Data records:
▬▬▬

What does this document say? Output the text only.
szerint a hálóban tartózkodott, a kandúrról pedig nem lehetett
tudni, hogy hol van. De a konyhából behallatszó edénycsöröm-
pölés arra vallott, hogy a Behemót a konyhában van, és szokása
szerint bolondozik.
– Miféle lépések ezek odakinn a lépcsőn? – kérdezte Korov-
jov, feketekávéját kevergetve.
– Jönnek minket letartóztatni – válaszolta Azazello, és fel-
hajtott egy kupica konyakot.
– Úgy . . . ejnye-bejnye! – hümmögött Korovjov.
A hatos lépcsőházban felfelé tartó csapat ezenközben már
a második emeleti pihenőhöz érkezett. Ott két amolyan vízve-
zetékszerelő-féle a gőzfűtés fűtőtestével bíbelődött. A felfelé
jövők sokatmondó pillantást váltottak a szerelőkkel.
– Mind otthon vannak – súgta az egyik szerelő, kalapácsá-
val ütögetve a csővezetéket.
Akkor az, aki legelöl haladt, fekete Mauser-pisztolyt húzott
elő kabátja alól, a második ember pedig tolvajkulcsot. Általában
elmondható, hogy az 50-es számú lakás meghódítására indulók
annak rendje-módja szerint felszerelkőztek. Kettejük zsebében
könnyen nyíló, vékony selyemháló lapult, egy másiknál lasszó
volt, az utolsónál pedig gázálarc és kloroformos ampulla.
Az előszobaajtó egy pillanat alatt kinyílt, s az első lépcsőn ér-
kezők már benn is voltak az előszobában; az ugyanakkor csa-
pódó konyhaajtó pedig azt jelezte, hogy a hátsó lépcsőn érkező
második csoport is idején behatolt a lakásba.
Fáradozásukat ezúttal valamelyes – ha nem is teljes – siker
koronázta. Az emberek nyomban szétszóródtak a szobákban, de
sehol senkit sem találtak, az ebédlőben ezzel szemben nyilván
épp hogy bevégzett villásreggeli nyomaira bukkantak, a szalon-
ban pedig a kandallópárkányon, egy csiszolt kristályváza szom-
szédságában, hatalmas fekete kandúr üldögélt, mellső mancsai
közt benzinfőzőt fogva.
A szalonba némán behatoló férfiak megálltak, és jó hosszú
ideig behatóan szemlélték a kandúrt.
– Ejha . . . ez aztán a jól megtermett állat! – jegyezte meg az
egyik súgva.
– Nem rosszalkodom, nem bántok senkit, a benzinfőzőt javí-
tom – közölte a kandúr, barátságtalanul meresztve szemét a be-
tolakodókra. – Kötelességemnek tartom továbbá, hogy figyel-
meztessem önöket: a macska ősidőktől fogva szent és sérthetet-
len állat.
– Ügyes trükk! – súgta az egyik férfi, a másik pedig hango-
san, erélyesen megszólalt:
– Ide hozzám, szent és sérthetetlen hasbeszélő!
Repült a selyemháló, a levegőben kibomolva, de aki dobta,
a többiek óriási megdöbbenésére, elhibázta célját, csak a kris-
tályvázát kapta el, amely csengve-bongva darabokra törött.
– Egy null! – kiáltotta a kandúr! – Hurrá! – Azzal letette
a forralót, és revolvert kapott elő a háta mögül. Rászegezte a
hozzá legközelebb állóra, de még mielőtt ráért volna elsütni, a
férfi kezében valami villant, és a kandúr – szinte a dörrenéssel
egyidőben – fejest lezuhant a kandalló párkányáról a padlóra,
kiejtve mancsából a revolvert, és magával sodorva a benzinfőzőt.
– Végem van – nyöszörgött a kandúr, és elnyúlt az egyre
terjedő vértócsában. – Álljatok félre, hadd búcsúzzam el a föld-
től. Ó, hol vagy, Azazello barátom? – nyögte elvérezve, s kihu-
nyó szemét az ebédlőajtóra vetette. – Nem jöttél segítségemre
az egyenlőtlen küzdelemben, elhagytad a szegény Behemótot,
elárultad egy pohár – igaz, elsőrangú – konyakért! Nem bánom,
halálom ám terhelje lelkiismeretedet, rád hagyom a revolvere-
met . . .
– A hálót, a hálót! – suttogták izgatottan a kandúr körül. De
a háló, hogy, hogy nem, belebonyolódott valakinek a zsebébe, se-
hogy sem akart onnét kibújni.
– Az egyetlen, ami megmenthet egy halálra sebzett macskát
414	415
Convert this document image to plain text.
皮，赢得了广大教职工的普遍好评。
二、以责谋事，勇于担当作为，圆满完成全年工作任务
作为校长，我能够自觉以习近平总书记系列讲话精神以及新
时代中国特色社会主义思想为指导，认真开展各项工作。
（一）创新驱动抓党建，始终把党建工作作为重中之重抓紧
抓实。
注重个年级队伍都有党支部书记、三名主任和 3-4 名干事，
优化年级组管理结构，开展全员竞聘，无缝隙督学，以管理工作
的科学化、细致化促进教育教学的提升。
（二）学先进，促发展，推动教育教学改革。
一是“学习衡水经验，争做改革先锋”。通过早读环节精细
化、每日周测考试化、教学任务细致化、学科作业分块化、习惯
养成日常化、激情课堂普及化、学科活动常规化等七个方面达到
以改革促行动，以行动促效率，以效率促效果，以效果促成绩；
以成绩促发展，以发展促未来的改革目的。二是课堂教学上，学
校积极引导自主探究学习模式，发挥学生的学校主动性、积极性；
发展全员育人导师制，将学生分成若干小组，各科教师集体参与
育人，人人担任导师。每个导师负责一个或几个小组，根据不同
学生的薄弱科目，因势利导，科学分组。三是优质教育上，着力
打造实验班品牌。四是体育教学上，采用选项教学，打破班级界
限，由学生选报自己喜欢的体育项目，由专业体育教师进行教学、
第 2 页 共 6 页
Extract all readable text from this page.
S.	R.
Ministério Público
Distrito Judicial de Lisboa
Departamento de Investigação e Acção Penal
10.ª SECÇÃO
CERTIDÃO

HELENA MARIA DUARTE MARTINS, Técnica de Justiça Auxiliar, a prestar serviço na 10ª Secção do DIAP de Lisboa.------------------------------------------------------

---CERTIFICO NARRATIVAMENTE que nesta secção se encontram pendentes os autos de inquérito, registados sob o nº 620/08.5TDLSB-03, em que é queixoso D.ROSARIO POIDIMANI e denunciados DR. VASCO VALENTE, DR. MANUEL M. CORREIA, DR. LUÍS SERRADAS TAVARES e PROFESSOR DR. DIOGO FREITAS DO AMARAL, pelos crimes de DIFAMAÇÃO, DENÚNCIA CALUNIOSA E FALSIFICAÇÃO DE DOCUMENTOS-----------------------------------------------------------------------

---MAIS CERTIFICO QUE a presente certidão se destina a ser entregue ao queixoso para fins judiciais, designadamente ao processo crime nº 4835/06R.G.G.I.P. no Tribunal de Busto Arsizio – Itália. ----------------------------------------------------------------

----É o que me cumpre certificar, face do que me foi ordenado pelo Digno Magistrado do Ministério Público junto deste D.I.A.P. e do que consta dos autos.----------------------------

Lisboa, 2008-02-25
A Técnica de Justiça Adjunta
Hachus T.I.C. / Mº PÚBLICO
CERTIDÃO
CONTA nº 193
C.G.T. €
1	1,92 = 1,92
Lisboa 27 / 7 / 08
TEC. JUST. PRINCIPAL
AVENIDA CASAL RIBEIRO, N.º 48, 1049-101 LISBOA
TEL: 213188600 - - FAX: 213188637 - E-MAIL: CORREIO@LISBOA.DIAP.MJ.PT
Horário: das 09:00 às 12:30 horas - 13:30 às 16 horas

▬▬▬

Given task: Starting at the line that contains "Extract all readable text from this page.", output each remaining line of the listing, the last line included, exactly as it appears.

Solution for this problem:
Extract all readable text from this page.
S.	R.
Ministério Público
Distrito Judicial de Lisboa
Departamento de Investigação e Acção Penal
10.ª SECÇÃO
CERTIDÃO

HELENA MARIA DUARTE MARTINS, Técnica de Justiça Auxiliar, a prestar serviço na 10ª Secção do DIAP de Lisboa.------------------------------------------------------

---CERTIFICO NARRATIVAMENTE que nesta secção se encontram pendentes os autos de inquérito, registados sob o nº 620/08.5TDLSB-03, em que é queixoso D.ROSARIO POIDIMANI e denunciados DR. VASCO VALENTE, DR. MANUEL M. CORREIA, DR. LUÍS SERRADAS TAVARES e PROFESSOR DR. DIOGO FREITAS DO AMARAL, pelos crimes de DIFAMAÇÃO, DENÚNCIA CALUNIOSA E FALSIFICAÇÃO DE DOCUMENTOS-----------------------------------------------------------------------

---MAIS CERTIFICO QUE a presente certidão se destina a ser entregue ao queixoso para fins judiciais, designadamente ao processo crime nº 4835/06R.G.G.I.P. no Tribunal de Busto Arsizio – Itália. ----------------------------------------------------------------

----É o que me cumpre certificar, face do que me foi ordenado pelo Digno Magistrado do Ministério Público junto deste D.I.A.P. e do que consta dos autos.----------------------------

Lisboa, 2008-02-25
A Técnica de Justiça Adjunta
Hachus T.I.C. / Mº PÚBLICO
CERTIDÃO
CONTA nº 193
C.G.T. €
1	1,92 = 1,92
Lisboa 27 / 7 / 08
TEC. JUST. PRINCIPAL
AVENIDA CASAL RIBEIRO, N.º 48, 1049-101 LISBOA
TEL: 213188600 - - FAX: 213188637 - E-MAIL: CORREIO@LISBOA.DIAP.MJ.PT
Horário: das 09:00 às 12:30 horas - 13:30 às 16 horas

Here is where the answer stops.